**Exercise objective**
Can you render the stretch from the row containing "x-axis-tick-label: 20:00 [174, 828, 207, 843]" through the row containing "x-axis-tick-label: 7/10 [253, 828, 278, 843]" as a Markdown table with the columns No. and Row, numbering each row and leaving out any blank lines?

**Data**
────────────────

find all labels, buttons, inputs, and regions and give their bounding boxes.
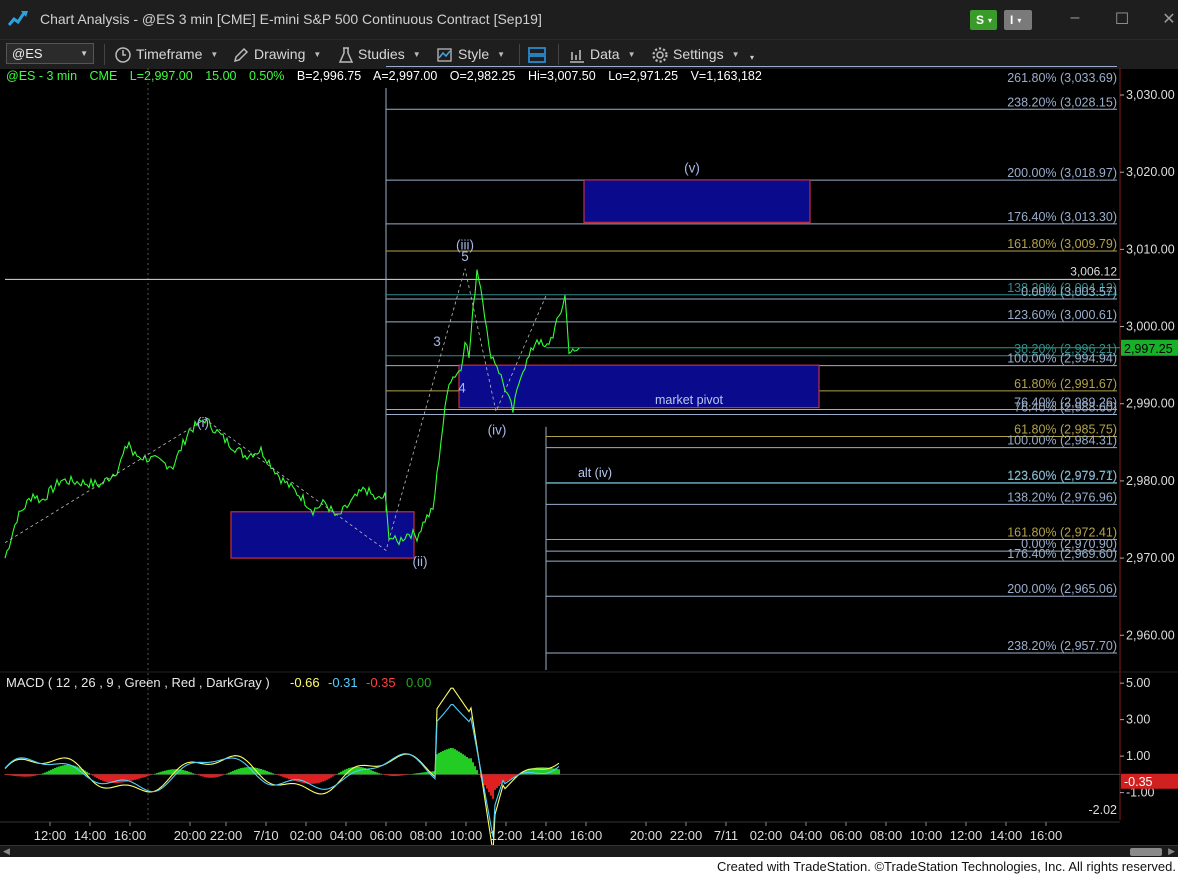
x-axis-tick-label: 20:00 [174, 828, 207, 843]
wave-label: 5 [461, 249, 469, 264]
macd-last-label: -0.35 [1124, 775, 1153, 789]
x-axis-tick-label: 12:00 [34, 828, 67, 843]
scrollbar-thumb[interactable] [1130, 848, 1162, 856]
x-axis-tick-label: 08:00 [410, 828, 443, 843]
price-chart[interactable]: 3,030.00 3,020.00 3,010.00 3,000.00 2,990.00… [0, 0, 1178, 845]
reference-price-label: 3,006.12 [1070, 264, 1117, 278]
wave-label: market pivot [655, 393, 724, 407]
fib-level-label: 200.00% (2,965.06) [1007, 582, 1117, 596]
x-axis-tick-label: 06:00 [830, 828, 863, 843]
x-axis-tick-label: 7/10 [253, 828, 278, 843]
copyright-text: Created with TradeStation. ©TradeStation… [716, 859, 1176, 874]
x-axis-tick-label: 16:00 [1030, 828, 1063, 843]
macd-axis-label: 1.00 [1126, 749, 1150, 763]
y-axis-tick-label: 3,000.00 [1126, 320, 1175, 334]
y-axis-tick-label: 2,990.00 [1126, 397, 1175, 411]
fib-level-label: 100.00% (2,984.31) [1007, 434, 1117, 448]
fib-level-label: 176.40% (3,013.30) [1007, 210, 1117, 224]
last-price-label: 2,997.25 [1124, 342, 1173, 356]
x-axis-tick-label: 12:00 [950, 828, 983, 843]
y-axis-tick-label: 2,980.00 [1126, 474, 1175, 488]
macd-value: -0.35 [366, 675, 396, 690]
wave-label: (i) [197, 415, 209, 430]
x-axis-tick-label: 10:00 [910, 828, 943, 843]
wave-label: 4 [458, 380, 466, 395]
macd-value: 0.00 [406, 675, 431, 690]
x-axis-tick-label: 02:00 [750, 828, 783, 843]
fib-level-label: 100.00% (2,994.94) [1007, 352, 1117, 366]
wave-label: (iv) [488, 423, 507, 438]
market-pivot-box [458, 364, 820, 409]
wave-label: 3 [433, 334, 441, 349]
x-axis-tick-label: 20:00 [630, 828, 663, 843]
wave-label: (ii) [413, 554, 428, 569]
x-axis-tick-label: 14:00 [74, 828, 107, 843]
x-axis-tick-label: 08:00 [870, 828, 903, 843]
x-axis-tick-label: 22:00 [670, 828, 703, 843]
macd-axis-label: 3.00 [1126, 713, 1150, 727]
fib-level-label: 123.60% (3,000.61) [1007, 308, 1117, 322]
x-axis-tick-label: 14:00 [990, 828, 1023, 843]
scroll-left-icon[interactable]: ◀ [3, 846, 10, 857]
wave-label: (v) [684, 160, 700, 175]
x-axis-tick-label: 04:00 [330, 828, 363, 843]
macd-title: MACD ( 12 , 26 , 9 , Green , Red , DarkG… [6, 675, 270, 690]
fib-level-label: 238.20% (3,028.15) [1007, 95, 1117, 109]
wave-label: alt (iv) [578, 466, 612, 480]
macd-min-label: -2.02 [1089, 803, 1118, 817]
scroll-right-icon[interactable]: ▶ [1168, 846, 1175, 857]
x-axis-tick-label: 7/11 [714, 828, 738, 843]
x-axis-tick-label: 16:00 [570, 828, 603, 843]
target-box-v [583, 179, 811, 223]
x-axis-tick-label: 22:00 [210, 828, 243, 843]
x-axis-tick-label: 06:00 [370, 828, 403, 843]
fib-level-label: 200.00% (3,018.97) [1007, 166, 1117, 180]
footer: Created with TradeStation. ©TradeStation… [0, 857, 1178, 876]
x-axis-tick-label: 16:00 [114, 828, 147, 843]
x-axis-tick-label: 14:00 [530, 828, 563, 843]
wave-ii-box [230, 511, 415, 559]
macd-value: -0.66 [290, 675, 320, 690]
fib-level-label: 238.20% (2,957.70) [1007, 639, 1117, 653]
fib-level-label: 176.40% (2,969.60) [1007, 547, 1117, 561]
x-axis-tick-label: 04:00 [790, 828, 823, 843]
fib-level-label: 76.40% (2,988.60) [1014, 401, 1117, 415]
fib-clipped-label: 261.80% (3,033.69) [1007, 71, 1117, 85]
fib-level-label: 138.20% (2,976.96) [1007, 490, 1117, 504]
y-axis-tick-label: 2,970.00 [1126, 551, 1175, 565]
y-axis-tick-label: 3,020.00 [1126, 165, 1175, 179]
fib-level-label: 123.60% (2,979.71) [1007, 469, 1117, 483]
macd-axis-label: 5.00 [1126, 676, 1150, 690]
y-axis-tick-label: 3,010.00 [1126, 242, 1175, 256]
fib-level-label: 161.80% (3,009.79) [1007, 237, 1117, 251]
y-axis-tick-label: 3,030.00 [1126, 88, 1175, 102]
macd-value: -0.31 [328, 675, 358, 690]
y-axis-tick-label: 2,960.00 [1126, 628, 1175, 642]
x-axis-tick-label: 12:00 [490, 828, 523, 843]
x-axis-tick-label: 10:00 [450, 828, 483, 843]
x-axis-tick-label: 02:00 [290, 828, 323, 843]
fib-level-label: 61.80% (2,991.67) [1014, 377, 1117, 391]
fib-level-label: 0.00% (3,003.57) [1021, 285, 1117, 299]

────────────────

**Output**
| No. | Row |
|---|---|
| 1 | x-axis-tick-label: 20:00 [174, 828, 207, 843] |
| 2 | wave-label: 5 [461, 249, 469, 264] |
| 3 | macd-last-label: -0.35 [1124, 775, 1153, 789] |
| 4 | x-axis-tick-label: 12:00 [34, 828, 67, 843] |
| 5 | scrollbar-thumb[interactable] [1130, 848, 1162, 856] |
| 6 | x-axis-tick-label: 08:00 [410, 828, 443, 843] |
| 7 | price-chart[interactable]: 3,030.00 3,020.00 3,010.00 3,000.00 2,990.00… [0, 0, 1178, 845] |
| 8 | reference-price-label: 3,006.12 [1070, 264, 1117, 278] |
| 9 | wave-label: market pivot [655, 393, 724, 407] |
| 10 | fib-level-label: 200.00% (2,965.06) [1007, 582, 1117, 596] |
| 11 | x-axis-tick-label: 06:00 [830, 828, 863, 843] |
| 12 | x-axis-tick-label: 7/10 [253, 828, 278, 843] |